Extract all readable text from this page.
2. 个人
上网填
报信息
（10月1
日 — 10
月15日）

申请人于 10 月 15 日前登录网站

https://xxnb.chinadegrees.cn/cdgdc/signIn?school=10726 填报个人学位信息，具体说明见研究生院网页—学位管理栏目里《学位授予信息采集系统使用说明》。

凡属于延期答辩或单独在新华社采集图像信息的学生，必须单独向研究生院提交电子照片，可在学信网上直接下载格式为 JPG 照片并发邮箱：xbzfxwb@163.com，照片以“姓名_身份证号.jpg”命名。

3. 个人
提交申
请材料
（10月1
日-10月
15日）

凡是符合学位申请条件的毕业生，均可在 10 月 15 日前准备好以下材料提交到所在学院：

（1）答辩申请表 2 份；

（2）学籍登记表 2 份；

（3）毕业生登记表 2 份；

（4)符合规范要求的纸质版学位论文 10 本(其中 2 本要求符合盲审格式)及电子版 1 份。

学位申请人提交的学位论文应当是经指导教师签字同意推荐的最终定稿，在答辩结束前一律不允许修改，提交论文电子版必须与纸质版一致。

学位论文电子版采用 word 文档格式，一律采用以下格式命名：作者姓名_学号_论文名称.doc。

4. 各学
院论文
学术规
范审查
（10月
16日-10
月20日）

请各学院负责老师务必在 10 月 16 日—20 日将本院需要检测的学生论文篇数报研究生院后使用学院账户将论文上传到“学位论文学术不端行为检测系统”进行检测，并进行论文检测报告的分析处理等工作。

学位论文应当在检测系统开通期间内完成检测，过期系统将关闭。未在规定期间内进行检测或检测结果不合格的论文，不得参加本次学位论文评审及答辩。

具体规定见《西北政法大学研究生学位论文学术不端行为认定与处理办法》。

[What you should do]
Every record should be given again exactly.

[Written reply]
Extract all readable text from this page.
2. 个人
上网填
报信息
（10月1
日 — 10
月15日）

申请人于 10 月 15 日前登录网站

https://xxnb.chinadegrees.cn/cdgdc/signIn?school=10726 填报个人学位信息，具体说明见研究生院网页—学位管理栏目里《学位授予信息采集系统使用说明》。

凡属于延期答辩或单独在新华社采集图像信息的学生，必须单独向研究生院提交电子照片，可在学信网上直接下载格式为 JPG 照片并发邮箱：xbzfxwb@163.com，照片以“姓名_身份证号.jpg”命名。

3. 个人
提交申
请材料
（10月1
日-10月
15日）

凡是符合学位申请条件的毕业生，均可在 10 月 15 日前准备好以下材料提交到所在学院：

（1）答辩申请表 2 份；

（2）学籍登记表 2 份；

（3）毕业生登记表 2 份；

（4)符合规范要求的纸质版学位论文 10 本(其中 2 本要求符合盲审格式)及电子版 1 份。

学位申请人提交的学位论文应当是经指导教师签字同意推荐的最终定稿，在答辩结束前一律不允许修改，提交论文电子版必须与纸质版一致。

学位论文电子版采用 word 文档格式，一律采用以下格式命名：作者姓名_学号_论文名称.doc。

4. 各学
院论文
学术规
范审查
（10月
16日-10
月20日）

请各学院负责老师务必在 10 月 16 日—20 日将本院需要检测的学生论文篇数报研究生院后使用学院账户将论文上传到“学位论文学术不端行为检测系统”进行检测，并进行论文检测报告的分析处理等工作。

学位论文应当在检测系统开通期间内完成检测，过期系统将关闭。未在规定期间内进行检测或检测结果不合格的论文，不得参加本次学位论文评审及答辩。

具体规定见《西北政法大学研究生学位论文学术不端行为认定与处理办法》。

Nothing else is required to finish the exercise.